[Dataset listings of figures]
───

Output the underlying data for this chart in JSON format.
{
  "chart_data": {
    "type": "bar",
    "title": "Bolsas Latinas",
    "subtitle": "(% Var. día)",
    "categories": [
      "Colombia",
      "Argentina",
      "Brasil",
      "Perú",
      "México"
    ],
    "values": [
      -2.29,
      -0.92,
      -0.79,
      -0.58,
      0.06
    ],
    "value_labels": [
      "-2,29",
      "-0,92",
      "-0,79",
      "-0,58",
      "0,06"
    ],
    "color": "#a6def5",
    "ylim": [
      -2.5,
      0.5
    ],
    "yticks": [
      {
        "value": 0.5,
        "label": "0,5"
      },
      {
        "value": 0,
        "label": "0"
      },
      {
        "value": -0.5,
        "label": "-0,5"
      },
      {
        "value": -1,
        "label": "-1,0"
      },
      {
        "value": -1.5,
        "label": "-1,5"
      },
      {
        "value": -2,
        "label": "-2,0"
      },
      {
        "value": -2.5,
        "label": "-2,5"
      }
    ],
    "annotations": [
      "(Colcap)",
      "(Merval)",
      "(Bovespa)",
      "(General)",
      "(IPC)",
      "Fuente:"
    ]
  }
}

───

# What to produce
From the first line to the last, retype the data exactly.

# The reply
Output the underlying data for this chart in JSON format.
{
  "chart_data": {
    "type": "bar",
    "title": "Bolsas Latinas",
    "subtitle": "(% Var. día)",
    "categories": [
      "Colombia",
      "Argentina",
      "Brasil",
      "Perú",
      "México"
    ],
    "values": [
      -2.29,
      -0.92,
      -0.79,
      -0.58,
      0.06
    ],
    "value_labels": [
      "-2,29",
      "-0,92",
      "-0,79",
      "-0,58",
      "0,06"
    ],
    "color": "#a6def5",
    "ylim": [
      -2.5,
      0.5
    ],
    "yticks": [
      {
        "value": 0.5,
        "label": "0,5"
      },
      {
        "value": 0,
        "label": "0"
      },
      {
        "value": -0.5,
        "label": "-0,5"
      },
      {
        "value": -1,
        "label": "-1,0"
      },
      {
        "value": -1.5,
        "label": "-1,5"
      },
      {
        "value": -2,
        "label": "-2,0"
      },
      {
        "value": -2.5,
        "label": "-2,5"
      }
    ],
    "annotations": [
      "(Colcap)",
      "(Merval)",
      "(Bovespa)",
      "(General)",
      "(IPC)",
      "Fuente:"
    ]
  }
}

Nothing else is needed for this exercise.